◆ Exercise details
Set out each line from the following listing that includes the word "this".

◆ Supplied material
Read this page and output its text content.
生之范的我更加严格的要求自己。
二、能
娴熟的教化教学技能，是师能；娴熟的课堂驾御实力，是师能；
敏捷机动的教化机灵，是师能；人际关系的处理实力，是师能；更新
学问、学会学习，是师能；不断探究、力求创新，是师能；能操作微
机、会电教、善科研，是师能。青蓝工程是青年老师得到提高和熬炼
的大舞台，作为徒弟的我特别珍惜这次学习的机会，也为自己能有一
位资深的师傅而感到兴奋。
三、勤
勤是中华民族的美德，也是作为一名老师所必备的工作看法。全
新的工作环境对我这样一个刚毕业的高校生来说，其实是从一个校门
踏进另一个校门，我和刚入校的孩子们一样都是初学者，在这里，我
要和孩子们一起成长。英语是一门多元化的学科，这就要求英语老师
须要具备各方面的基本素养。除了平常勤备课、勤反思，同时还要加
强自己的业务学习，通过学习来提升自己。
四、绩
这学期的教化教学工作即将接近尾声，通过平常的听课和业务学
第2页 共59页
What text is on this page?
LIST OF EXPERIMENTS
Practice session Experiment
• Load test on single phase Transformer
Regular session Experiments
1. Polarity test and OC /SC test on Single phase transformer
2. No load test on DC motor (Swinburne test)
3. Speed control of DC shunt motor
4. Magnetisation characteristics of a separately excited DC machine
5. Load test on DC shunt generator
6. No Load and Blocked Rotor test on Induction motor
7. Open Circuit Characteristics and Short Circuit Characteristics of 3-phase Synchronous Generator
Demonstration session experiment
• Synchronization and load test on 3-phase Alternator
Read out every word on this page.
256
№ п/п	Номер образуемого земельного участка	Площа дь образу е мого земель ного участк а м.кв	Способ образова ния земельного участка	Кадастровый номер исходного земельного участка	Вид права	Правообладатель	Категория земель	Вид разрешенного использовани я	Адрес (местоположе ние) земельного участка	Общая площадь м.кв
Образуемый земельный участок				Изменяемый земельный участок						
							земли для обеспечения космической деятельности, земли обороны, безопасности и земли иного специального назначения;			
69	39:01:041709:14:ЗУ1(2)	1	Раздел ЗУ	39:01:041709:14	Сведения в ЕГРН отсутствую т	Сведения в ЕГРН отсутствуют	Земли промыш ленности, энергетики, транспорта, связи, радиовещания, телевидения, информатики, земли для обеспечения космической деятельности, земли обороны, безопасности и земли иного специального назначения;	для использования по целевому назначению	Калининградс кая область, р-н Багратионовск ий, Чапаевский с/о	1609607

◆ Exercise result
Read this page and output its text content.
What text is on this page?
Read out every word on this page.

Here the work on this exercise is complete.